-- start --

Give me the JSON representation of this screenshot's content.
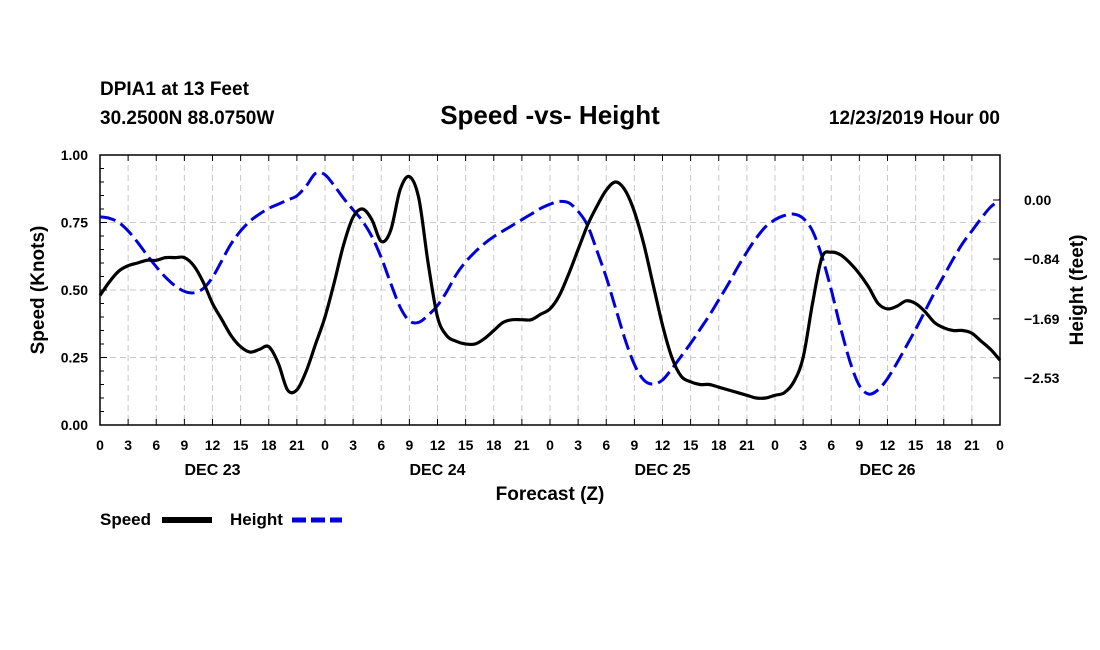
{
  "header": {
    "station": "DPIA1 at 13 Feet",
    "coords": "30.2500N 88.0750W",
    "title": "Speed -vs- Height",
    "datetime": "12/23/2019 Hour 00"
  },
  "chart_data": {
    "type": "line",
    "title": "Speed -vs- Height",
    "xlabel": "Forecast (Z)",
    "ylabel_left": "Speed (Knots)",
    "ylabel_right": "Height (feet)",
    "x_range_hours": [
      0,
      96
    ],
    "x_tick_step_hours": 3,
    "x_tick_labels": [
      "0",
      "3",
      "6",
      "9",
      "12",
      "15",
      "18",
      "21",
      "0",
      "3",
      "6",
      "9",
      "12",
      "15",
      "18",
      "21",
      "0",
      "3",
      "6",
      "9",
      "12",
      "15",
      "18",
      "21",
      "0",
      "3",
      "6",
      "9",
      "12",
      "15",
      "18",
      "21",
      "0"
    ],
    "day_labels": [
      {
        "label": "DEC 23",
        "hour": 12
      },
      {
        "label": "DEC 24",
        "hour": 36
      },
      {
        "label": "DEC 25",
        "hour": 60
      },
      {
        "label": "DEC 26",
        "hour": 84
      }
    ],
    "ylim_left": [
      0,
      1
    ],
    "y_ticks_left": [
      "0.00",
      "0.25",
      "0.50",
      "0.75",
      "1.00"
    ],
    "ylim_right": [
      -3.2,
      0.64
    ],
    "y_ticks_right": [
      {
        "value": -2.53,
        "label": "−2.53"
      },
      {
        "value": -1.69,
        "label": "−1.69"
      },
      {
        "value": -0.84,
        "label": "−0.84"
      },
      {
        "value": 0.0,
        "label": "0.00"
      }
    ],
    "grid": true,
    "series": [
      {
        "name": "Speed",
        "axis": "left",
        "color": "#000000",
        "dash": "solid",
        "x": [
          0,
          1,
          2,
          3,
          4,
          5,
          6,
          7,
          8,
          9,
          10,
          11,
          12,
          13,
          14,
          15,
          16,
          17,
          18,
          19,
          20,
          21,
          22,
          23,
          24,
          25,
          26,
          27,
          28,
          29,
          30,
          31,
          32,
          33,
          34,
          35,
          36,
          37,
          38,
          39,
          40,
          41,
          42,
          43,
          44,
          45,
          46,
          47,
          48,
          49,
          50,
          51,
          52,
          53,
          54,
          55,
          56,
          57,
          58,
          59,
          60,
          61,
          62,
          63,
          64,
          65,
          66,
          67,
          68,
          69,
          70,
          71,
          72,
          73,
          74,
          75,
          76,
          77,
          78,
          79,
          80,
          81,
          82,
          83,
          84,
          85,
          86,
          87,
          88,
          89,
          90,
          91,
          92,
          93,
          94,
          95,
          96
        ],
        "values": [
          0.48,
          0.53,
          0.57,
          0.59,
          0.6,
          0.61,
          0.61,
          0.62,
          0.62,
          0.62,
          0.59,
          0.53,
          0.45,
          0.39,
          0.33,
          0.29,
          0.27,
          0.28,
          0.29,
          0.23,
          0.13,
          0.13,
          0.2,
          0.3,
          0.4,
          0.53,
          0.67,
          0.77,
          0.8,
          0.76,
          0.68,
          0.72,
          0.87,
          0.92,
          0.84,
          0.6,
          0.4,
          0.33,
          0.31,
          0.3,
          0.3,
          0.32,
          0.35,
          0.38,
          0.39,
          0.39,
          0.39,
          0.41,
          0.43,
          0.48,
          0.56,
          0.65,
          0.74,
          0.81,
          0.87,
          0.9,
          0.87,
          0.79,
          0.67,
          0.52,
          0.37,
          0.25,
          0.18,
          0.16,
          0.15,
          0.15,
          0.14,
          0.13,
          0.12,
          0.11,
          0.1,
          0.1,
          0.11,
          0.12,
          0.16,
          0.25,
          0.45,
          0.62,
          0.64,
          0.63,
          0.6,
          0.56,
          0.51,
          0.45,
          0.43,
          0.44,
          0.46,
          0.45,
          0.42,
          0.38,
          0.36,
          0.35,
          0.35,
          0.34,
          0.31,
          0.28,
          0.24
        ]
      },
      {
        "name": "Height",
        "axis": "right",
        "color": "#0000dd",
        "dash": "dashed",
        "x": [
          0,
          1,
          2,
          3,
          4,
          5,
          6,
          7,
          8,
          9,
          10,
          11,
          12,
          13,
          14,
          15,
          16,
          17,
          18,
          19,
          20,
          21,
          22,
          23,
          24,
          25,
          26,
          27,
          28,
          29,
          30,
          31,
          32,
          33,
          34,
          35,
          36,
          37,
          38,
          39,
          40,
          41,
          42,
          43,
          44,
          45,
          46,
          47,
          48,
          49,
          50,
          51,
          52,
          53,
          54,
          55,
          56,
          57,
          58,
          59,
          60,
          61,
          62,
          63,
          64,
          65,
          66,
          67,
          68,
          69,
          70,
          71,
          72,
          73,
          74,
          75,
          76,
          77,
          78,
          79,
          80,
          81,
          82,
          83,
          84,
          85,
          86,
          87,
          88,
          89,
          90,
          91,
          92,
          93,
          94,
          95,
          96
        ],
        "values": [
          -0.24,
          -0.26,
          -0.32,
          -0.44,
          -0.6,
          -0.78,
          -0.95,
          -1.1,
          -1.22,
          -1.3,
          -1.32,
          -1.26,
          -1.1,
          -0.86,
          -0.62,
          -0.44,
          -0.3,
          -0.2,
          -0.12,
          -0.06,
          0.0,
          0.06,
          0.2,
          0.38,
          0.36,
          0.2,
          0.02,
          -0.14,
          -0.3,
          -0.52,
          -0.82,
          -1.18,
          -1.52,
          -1.72,
          -1.74,
          -1.64,
          -1.5,
          -1.3,
          -1.06,
          -0.88,
          -0.74,
          -0.62,
          -0.52,
          -0.44,
          -0.36,
          -0.28,
          -0.2,
          -0.12,
          -0.06,
          -0.02,
          -0.04,
          -0.16,
          -0.36,
          -0.72,
          -1.1,
          -1.54,
          -1.98,
          -2.34,
          -2.56,
          -2.62,
          -2.56,
          -2.4,
          -2.22,
          -2.04,
          -1.84,
          -1.64,
          -1.42,
          -1.2,
          -0.96,
          -0.74,
          -0.54,
          -0.38,
          -0.28,
          -0.22,
          -0.2,
          -0.26,
          -0.44,
          -0.8,
          -1.28,
          -1.82,
          -2.3,
          -2.64,
          -2.76,
          -2.7,
          -2.54,
          -2.32,
          -2.08,
          -1.84,
          -1.58,
          -1.32,
          -1.08,
          -0.84,
          -0.62,
          -0.44,
          -0.26,
          -0.1,
          0.0
        ]
      }
    ],
    "legend_position": "bottom-left"
  }
}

-- end --

*WHAT IS REQUIRED*.
Reproduce the full listing above verbatim, with no pictures included.

*FULL SOLUTION*.
Give me the JSON representation of this screenshot's content.
{
  "header": {
    "station": "DPIA1 at 13 Feet",
    "coords": "30.2500N 88.0750W",
    "title": "Speed -vs- Height",
    "datetime": "12/23/2019 Hour 00"
  },
  "chart_data": {
    "type": "line",
    "title": "Speed -vs- Height",
    "xlabel": "Forecast (Z)",
    "ylabel_left": "Speed (Knots)",
    "ylabel_right": "Height (feet)",
    "x_range_hours": [
      0,
      96
    ],
    "x_tick_step_hours": 3,
    "x_tick_labels": [
      "0",
      "3",
      "6",
      "9",
      "12",
      "15",
      "18",
      "21",
      "0",
      "3",
      "6",
      "9",
      "12",
      "15",
      "18",
      "21",
      "0",
      "3",
      "6",
      "9",
      "12",
      "15",
      "18",
      "21",
      "0",
      "3",
      "6",
      "9",
      "12",
      "15",
      "18",
      "21",
      "0"
    ],
    "day_labels": [
      {
        "label": "DEC 23",
        "hour": 12
      },
      {
        "label": "DEC 24",
        "hour": 36
      },
      {
        "label": "DEC 25",
        "hour": 60
      },
      {
        "label": "DEC 26",
        "hour": 84
      }
    ],
    "ylim_left": [
      0,
      1
    ],
    "y_ticks_left": [
      "0.00",
      "0.25",
      "0.50",
      "0.75",
      "1.00"
    ],
    "ylim_right": [
      -3.2,
      0.64
    ],
    "y_ticks_right": [
      {
        "value": -2.53,
        "label": "−2.53"
      },
      {
        "value": -1.69,
        "label": "−1.69"
      },
      {
        "value": -0.84,
        "label": "−0.84"
      },
      {
        "value": 0.0,
        "label": "0.00"
      }
    ],
    "grid": true,
    "series": [
      {
        "name": "Speed",
        "axis": "left",
        "color": "#000000",
        "dash": "solid",
        "x": [
          0,
          1,
          2,
          3,
          4,
          5,
          6,
          7,
          8,
          9,
          10,
          11,
          12,
          13,
          14,
          15,
          16,
          17,
          18,
          19,
          20,
          21,
          22,
          23,
          24,
          25,
          26,
          27,
          28,
          29,
          30,
          31,
          32,
          33,
          34,
          35,
          36,
          37,
          38,
          39,
          40,
          41,
          42,
          43,
          44,
          45,
          46,
          47,
          48,
          49,
          50,
          51,
          52,
          53,
          54,
          55,
          56,
          57,
          58,
          59,
          60,
          61,
          62,
          63,
          64,
          65,
          66,
          67,
          68,
          69,
          70,
          71,
          72,
          73,
          74,
          75,
          76,
          77,
          78,
          79,
          80,
          81,
          82,
          83,
          84,
          85,
          86,
          87,
          88,
          89,
          90,
          91,
          92,
          93,
          94,
          95,
          96
        ],
        "values": [
          0.48,
          0.53,
          0.57,
          0.59,
          0.6,
          0.61,
          0.61,
          0.62,
          0.62,
          0.62,
          0.59,
          0.53,
          0.45,
          0.39,
          0.33,
          0.29,
          0.27,
          0.28,
          0.29,
          0.23,
          0.13,
          0.13,
          0.2,
          0.3,
          0.4,
          0.53,
          0.67,
          0.77,
          0.8,
          0.76,
          0.68,
          0.72,
          0.87,
          0.92,
          0.84,
          0.6,
          0.4,
          0.33,
          0.31,
          0.3,
          0.3,
          0.32,
          0.35,
          0.38,
          0.39,
          0.39,
          0.39,
          0.41,
          0.43,
          0.48,
          0.56,
          0.65,
          0.74,
          0.81,
          0.87,
          0.9,
          0.87,
          0.79,
          0.67,
          0.52,
          0.37,
          0.25,
          0.18,
          0.16,
          0.15,
          0.15,
          0.14,
          0.13,
          0.12,
          0.11,
          0.1,
          0.1,
          0.11,
          0.12,
          0.16,
          0.25,
          0.45,
          0.62,
          0.64,
          0.63,
          0.6,
          0.56,
          0.51,
          0.45,
          0.43,
          0.44,
          0.46,
          0.45,
          0.42,
          0.38,
          0.36,
          0.35,
          0.35,
          0.34,
          0.31,
          0.28,
          0.24
        ]
      },
      {
        "name": "Height",
        "axis": "right",
        "color": "#0000dd",
        "dash": "dashed",
        "x": [
          0,
          1,
          2,
          3,
          4,
          5,
          6,
          7,
          8,
          9,
          10,
          11,
          12,
          13,
          14,
          15,
          16,
          17,
          18,
          19,
          20,
          21,
          22,
          23,
          24,
          25,
          26,
          27,
          28,
          29,
          30,
          31,
          32,
          33,
          34,
          35,
          36,
          37,
          38,
          39,
          40,
          41,
          42,
          43,
          44,
          45,
          46,
          47,
          48,
          49,
          50,
          51,
          52,
          53,
          54,
          55,
          56,
          57,
          58,
          59,
          60,
          61,
          62,
          63,
          64,
          65,
          66,
          67,
          68,
          69,
          70,
          71,
          72,
          73,
          74,
          75,
          76,
          77,
          78,
          79,
          80,
          81,
          82,
          83,
          84,
          85,
          86,
          87,
          88,
          89,
          90,
          91,
          92,
          93,
          94,
          95,
          96
        ],
        "values": [
          -0.24,
          -0.26,
          -0.32,
          -0.44,
          -0.6,
          -0.78,
          -0.95,
          -1.1,
          -1.22,
          -1.3,
          -1.32,
          -1.26,
          -1.1,
          -0.86,
          -0.62,
          -0.44,
          -0.3,
          -0.2,
          -0.12,
          -0.06,
          0.0,
          0.06,
          0.2,
          0.38,
          0.36,
          0.2,
          0.02,
          -0.14,
          -0.3,
          -0.52,
          -0.82,
          -1.18,
          -1.52,
          -1.72,
          -1.74,
          -1.64,
          -1.5,
          -1.3,
          -1.06,
          -0.88,
          -0.74,
          -0.62,
          -0.52,
          -0.44,
          -0.36,
          -0.28,
          -0.2,
          -0.12,
          -0.06,
          -0.02,
          -0.04,
          -0.16,
          -0.36,
          -0.72,
          -1.1,
          -1.54,
          -1.98,
          -2.34,
          -2.56,
          -2.62,
          -2.56,
          -2.4,
          -2.22,
          -2.04,
          -1.84,
          -1.64,
          -1.42,
          -1.2,
          -0.96,
          -0.74,
          -0.54,
          -0.38,
          -0.28,
          -0.22,
          -0.2,
          -0.26,
          -0.44,
          -0.8,
          -1.28,
          -1.82,
          -2.3,
          -2.64,
          -2.76,
          -2.7,
          -2.54,
          -2.32,
          -2.08,
          -1.84,
          -1.58,
          -1.32,
          -1.08,
          -0.84,
          -0.62,
          -0.44,
          -0.26,
          -0.1,
          0.0
        ]
      }
    ],
    "legend_position": "bottom-left"
  }
}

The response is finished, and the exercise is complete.